_SHORT PROBLEM:_ From the records, pick out and copy each line containing "Crêpes".

_INPUT DATA:_
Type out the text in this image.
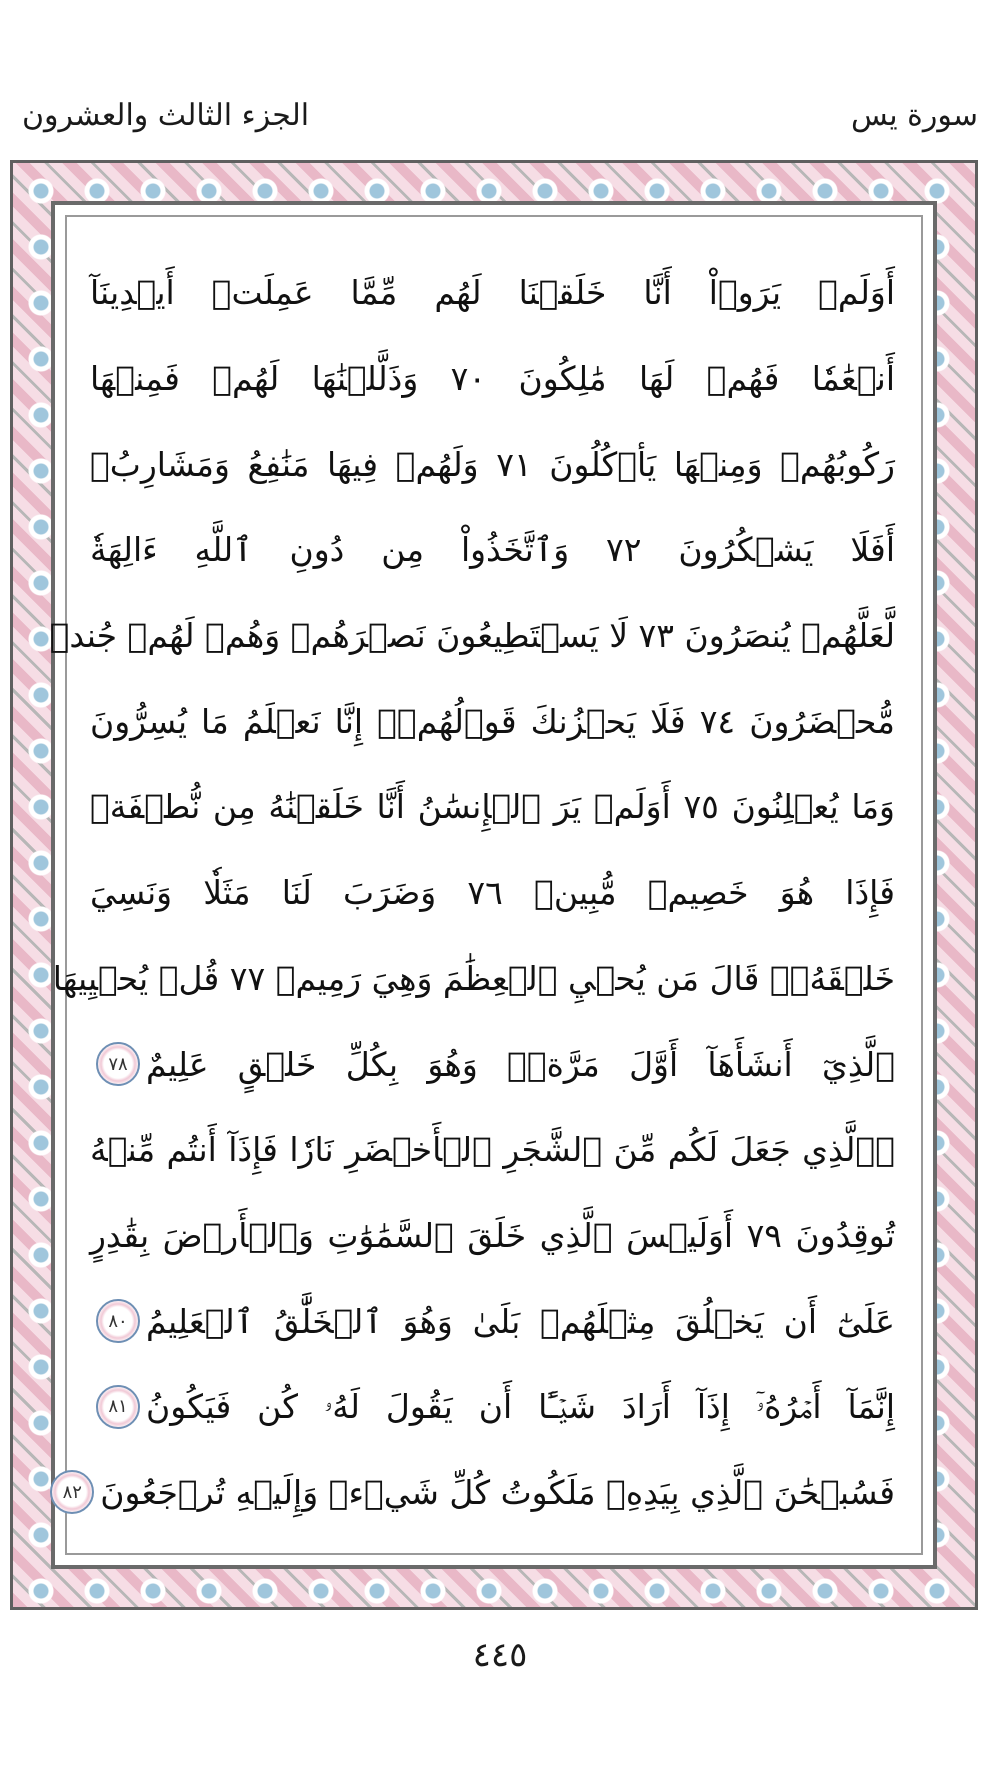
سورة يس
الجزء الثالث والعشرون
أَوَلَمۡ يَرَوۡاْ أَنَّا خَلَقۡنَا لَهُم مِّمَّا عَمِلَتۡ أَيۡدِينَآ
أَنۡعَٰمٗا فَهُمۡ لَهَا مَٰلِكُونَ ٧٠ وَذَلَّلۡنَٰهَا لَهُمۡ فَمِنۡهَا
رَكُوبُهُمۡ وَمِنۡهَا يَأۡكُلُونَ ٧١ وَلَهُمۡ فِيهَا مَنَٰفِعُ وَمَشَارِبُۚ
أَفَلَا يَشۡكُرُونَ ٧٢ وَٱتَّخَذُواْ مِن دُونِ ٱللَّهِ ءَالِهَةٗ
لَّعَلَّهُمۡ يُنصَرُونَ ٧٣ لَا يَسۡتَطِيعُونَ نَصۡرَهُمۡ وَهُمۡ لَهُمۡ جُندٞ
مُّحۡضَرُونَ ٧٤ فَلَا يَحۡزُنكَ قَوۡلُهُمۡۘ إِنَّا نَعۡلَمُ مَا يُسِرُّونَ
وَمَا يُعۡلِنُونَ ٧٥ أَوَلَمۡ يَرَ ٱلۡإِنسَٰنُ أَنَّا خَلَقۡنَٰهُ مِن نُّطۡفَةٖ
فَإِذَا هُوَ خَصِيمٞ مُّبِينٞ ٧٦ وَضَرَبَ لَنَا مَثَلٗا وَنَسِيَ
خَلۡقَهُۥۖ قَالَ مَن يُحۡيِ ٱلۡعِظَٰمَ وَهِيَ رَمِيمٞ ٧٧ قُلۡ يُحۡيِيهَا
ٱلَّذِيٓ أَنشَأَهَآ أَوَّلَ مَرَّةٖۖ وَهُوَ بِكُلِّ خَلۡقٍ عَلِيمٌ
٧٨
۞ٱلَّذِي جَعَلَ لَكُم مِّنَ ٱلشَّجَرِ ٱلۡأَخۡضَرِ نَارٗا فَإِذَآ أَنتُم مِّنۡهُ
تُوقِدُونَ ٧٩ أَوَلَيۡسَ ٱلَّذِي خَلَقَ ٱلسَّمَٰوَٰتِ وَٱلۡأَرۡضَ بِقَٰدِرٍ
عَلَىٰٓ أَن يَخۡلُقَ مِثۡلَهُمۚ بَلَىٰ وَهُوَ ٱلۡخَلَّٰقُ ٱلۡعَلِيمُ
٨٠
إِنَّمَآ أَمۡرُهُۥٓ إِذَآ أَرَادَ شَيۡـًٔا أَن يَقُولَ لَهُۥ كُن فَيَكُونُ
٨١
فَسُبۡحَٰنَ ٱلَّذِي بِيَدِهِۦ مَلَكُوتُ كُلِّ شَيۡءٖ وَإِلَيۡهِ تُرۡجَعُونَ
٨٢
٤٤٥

--

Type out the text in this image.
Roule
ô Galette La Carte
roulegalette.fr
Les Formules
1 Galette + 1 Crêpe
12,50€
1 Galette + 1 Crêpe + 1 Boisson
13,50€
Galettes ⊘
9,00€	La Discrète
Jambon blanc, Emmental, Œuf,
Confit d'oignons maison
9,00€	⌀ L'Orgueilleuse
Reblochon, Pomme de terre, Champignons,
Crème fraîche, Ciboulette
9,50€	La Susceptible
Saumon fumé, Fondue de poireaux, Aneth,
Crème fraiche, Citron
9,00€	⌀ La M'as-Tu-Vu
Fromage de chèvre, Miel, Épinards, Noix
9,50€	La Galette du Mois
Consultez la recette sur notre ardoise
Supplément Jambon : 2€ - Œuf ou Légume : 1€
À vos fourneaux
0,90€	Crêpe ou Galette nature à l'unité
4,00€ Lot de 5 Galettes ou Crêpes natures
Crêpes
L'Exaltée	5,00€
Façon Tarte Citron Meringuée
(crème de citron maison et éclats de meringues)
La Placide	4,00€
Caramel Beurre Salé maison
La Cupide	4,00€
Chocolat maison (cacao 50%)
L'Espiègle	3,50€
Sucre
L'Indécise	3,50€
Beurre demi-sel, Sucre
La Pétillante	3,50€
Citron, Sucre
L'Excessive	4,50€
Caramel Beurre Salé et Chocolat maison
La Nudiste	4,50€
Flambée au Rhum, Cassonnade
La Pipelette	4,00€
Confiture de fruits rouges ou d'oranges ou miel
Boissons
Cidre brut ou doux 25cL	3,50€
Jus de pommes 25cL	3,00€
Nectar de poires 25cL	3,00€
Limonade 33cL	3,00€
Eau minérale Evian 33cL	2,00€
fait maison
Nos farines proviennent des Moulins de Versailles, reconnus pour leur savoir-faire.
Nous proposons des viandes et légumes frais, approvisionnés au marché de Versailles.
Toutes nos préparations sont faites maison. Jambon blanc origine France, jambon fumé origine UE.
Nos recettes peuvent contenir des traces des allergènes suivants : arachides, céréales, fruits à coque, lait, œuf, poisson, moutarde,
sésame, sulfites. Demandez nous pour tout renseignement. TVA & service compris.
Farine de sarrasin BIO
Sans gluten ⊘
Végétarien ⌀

--

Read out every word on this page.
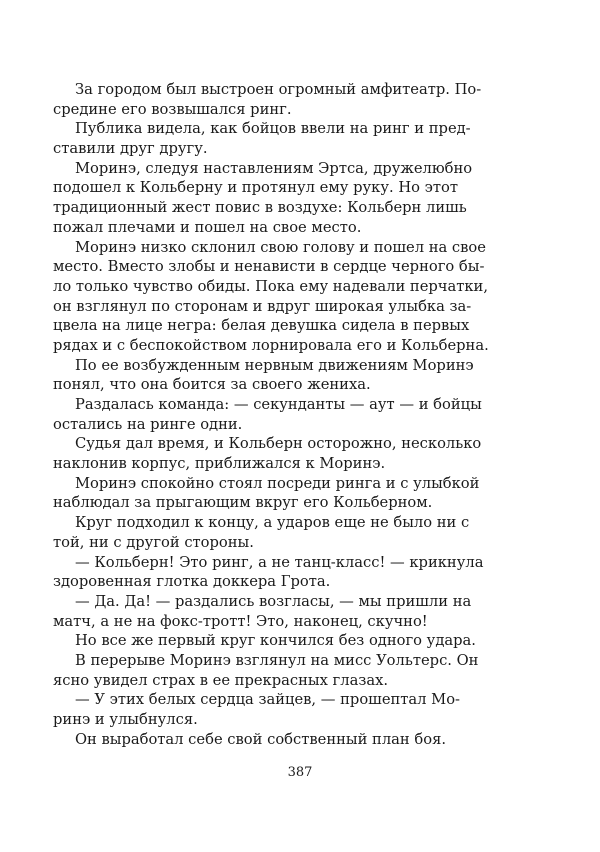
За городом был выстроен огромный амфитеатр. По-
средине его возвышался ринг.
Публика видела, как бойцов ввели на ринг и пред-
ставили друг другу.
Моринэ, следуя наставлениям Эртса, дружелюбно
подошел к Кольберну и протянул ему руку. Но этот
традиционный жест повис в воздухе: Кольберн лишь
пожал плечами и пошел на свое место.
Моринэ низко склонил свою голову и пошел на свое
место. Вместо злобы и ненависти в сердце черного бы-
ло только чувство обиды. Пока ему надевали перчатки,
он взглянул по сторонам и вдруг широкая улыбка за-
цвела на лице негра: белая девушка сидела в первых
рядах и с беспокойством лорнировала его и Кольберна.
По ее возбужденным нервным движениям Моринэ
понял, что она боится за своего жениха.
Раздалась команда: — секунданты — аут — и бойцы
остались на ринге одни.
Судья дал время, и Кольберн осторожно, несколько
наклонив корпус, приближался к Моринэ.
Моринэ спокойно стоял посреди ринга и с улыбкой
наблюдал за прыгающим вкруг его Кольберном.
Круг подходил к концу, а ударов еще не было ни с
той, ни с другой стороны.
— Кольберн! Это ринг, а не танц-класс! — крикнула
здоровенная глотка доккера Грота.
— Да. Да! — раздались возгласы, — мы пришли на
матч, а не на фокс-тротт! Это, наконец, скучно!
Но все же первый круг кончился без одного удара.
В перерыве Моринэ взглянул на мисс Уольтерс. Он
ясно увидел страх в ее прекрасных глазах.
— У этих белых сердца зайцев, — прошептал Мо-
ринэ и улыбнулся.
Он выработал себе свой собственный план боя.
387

_OUTPUT OF THE TASK:_
4,00€ Lot de 5 Galettes ou Crêpes natures
Crêpes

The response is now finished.